Copy each line of the listing below exactly.

[Saved entries]
§

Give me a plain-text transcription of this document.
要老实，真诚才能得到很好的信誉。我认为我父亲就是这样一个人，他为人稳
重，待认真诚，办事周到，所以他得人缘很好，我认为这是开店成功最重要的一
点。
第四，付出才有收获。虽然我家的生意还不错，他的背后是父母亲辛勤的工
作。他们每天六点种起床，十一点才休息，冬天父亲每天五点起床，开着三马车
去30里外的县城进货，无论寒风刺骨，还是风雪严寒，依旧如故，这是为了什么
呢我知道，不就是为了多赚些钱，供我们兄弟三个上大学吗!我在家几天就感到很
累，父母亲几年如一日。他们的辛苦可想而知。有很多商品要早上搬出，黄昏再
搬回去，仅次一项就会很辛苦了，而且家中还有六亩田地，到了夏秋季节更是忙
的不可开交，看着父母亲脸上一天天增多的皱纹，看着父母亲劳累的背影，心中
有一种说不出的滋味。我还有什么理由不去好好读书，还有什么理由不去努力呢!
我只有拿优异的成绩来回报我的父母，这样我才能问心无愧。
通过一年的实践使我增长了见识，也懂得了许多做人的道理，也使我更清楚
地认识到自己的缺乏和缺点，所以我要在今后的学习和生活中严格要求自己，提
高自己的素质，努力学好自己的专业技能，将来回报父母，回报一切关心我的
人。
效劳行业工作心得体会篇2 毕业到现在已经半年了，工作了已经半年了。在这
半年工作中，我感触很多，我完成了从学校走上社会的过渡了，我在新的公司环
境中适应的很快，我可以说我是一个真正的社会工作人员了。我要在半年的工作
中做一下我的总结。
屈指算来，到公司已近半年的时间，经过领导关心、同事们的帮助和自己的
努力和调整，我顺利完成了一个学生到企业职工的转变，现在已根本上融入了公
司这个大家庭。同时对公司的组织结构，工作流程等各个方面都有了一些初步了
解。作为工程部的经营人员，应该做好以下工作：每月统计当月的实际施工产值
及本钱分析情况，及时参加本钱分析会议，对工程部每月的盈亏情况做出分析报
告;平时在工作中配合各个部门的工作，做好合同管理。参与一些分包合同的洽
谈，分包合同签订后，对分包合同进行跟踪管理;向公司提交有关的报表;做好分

§

Exercise answer:
Give me a plain-text transcription of this document.
要老实，真诚才能得到很好的信誉。我认为我父亲就是这样一个人，他为人稳
重，待认真诚，办事周到，所以他得人缘很好，我认为这是开店成功最重要的一
点。
第四，付出才有收获。虽然我家的生意还不错，他的背后是父母亲辛勤的工
作。他们每天六点种起床，十一点才休息，冬天父亲每天五点起床，开着三马车
去30里外的县城进货，无论寒风刺骨，还是风雪严寒，依旧如故，这是为了什么
呢我知道，不就是为了多赚些钱，供我们兄弟三个上大学吗!我在家几天就感到很
累，父母亲几年如一日。他们的辛苦可想而知。有很多商品要早上搬出，黄昏再
搬回去，仅次一项就会很辛苦了，而且家中还有六亩田地，到了夏秋季节更是忙
的不可开交，看着父母亲脸上一天天增多的皱纹，看着父母亲劳累的背影，心中
有一种说不出的滋味。我还有什么理由不去好好读书，还有什么理由不去努力呢!
我只有拿优异的成绩来回报我的父母，这样我才能问心无愧。
通过一年的实践使我增长了见识，也懂得了许多做人的道理，也使我更清楚
地认识到自己的缺乏和缺点，所以我要在今后的学习和生活中严格要求自己，提
高自己的素质，努力学好自己的专业技能，将来回报父母，回报一切关心我的
人。
效劳行业工作心得体会篇2 毕业到现在已经半年了，工作了已经半年了。在这
半年工作中，我感触很多，我完成了从学校走上社会的过渡了，我在新的公司环
境中适应的很快，我可以说我是一个真正的社会工作人员了。我要在半年的工作
中做一下我的总结。
屈指算来，到公司已近半年的时间，经过领导关心、同事们的帮助和自己的
努力和调整，我顺利完成了一个学生到企业职工的转变，现在已根本上融入了公
司这个大家庭。同时对公司的组织结构，工作流程等各个方面都有了一些初步了
解。作为工程部的经营人员，应该做好以下工作：每月统计当月的实际施工产值
及本钱分析情况，及时参加本钱分析会议，对工程部每月的盈亏情况做出分析报
告;平时在工作中配合各个部门的工作，做好合同管理。参与一些分包合同的洽
谈，分包合同签订后，对分包合同进行跟踪管理;向公司提交有关的报表;做好分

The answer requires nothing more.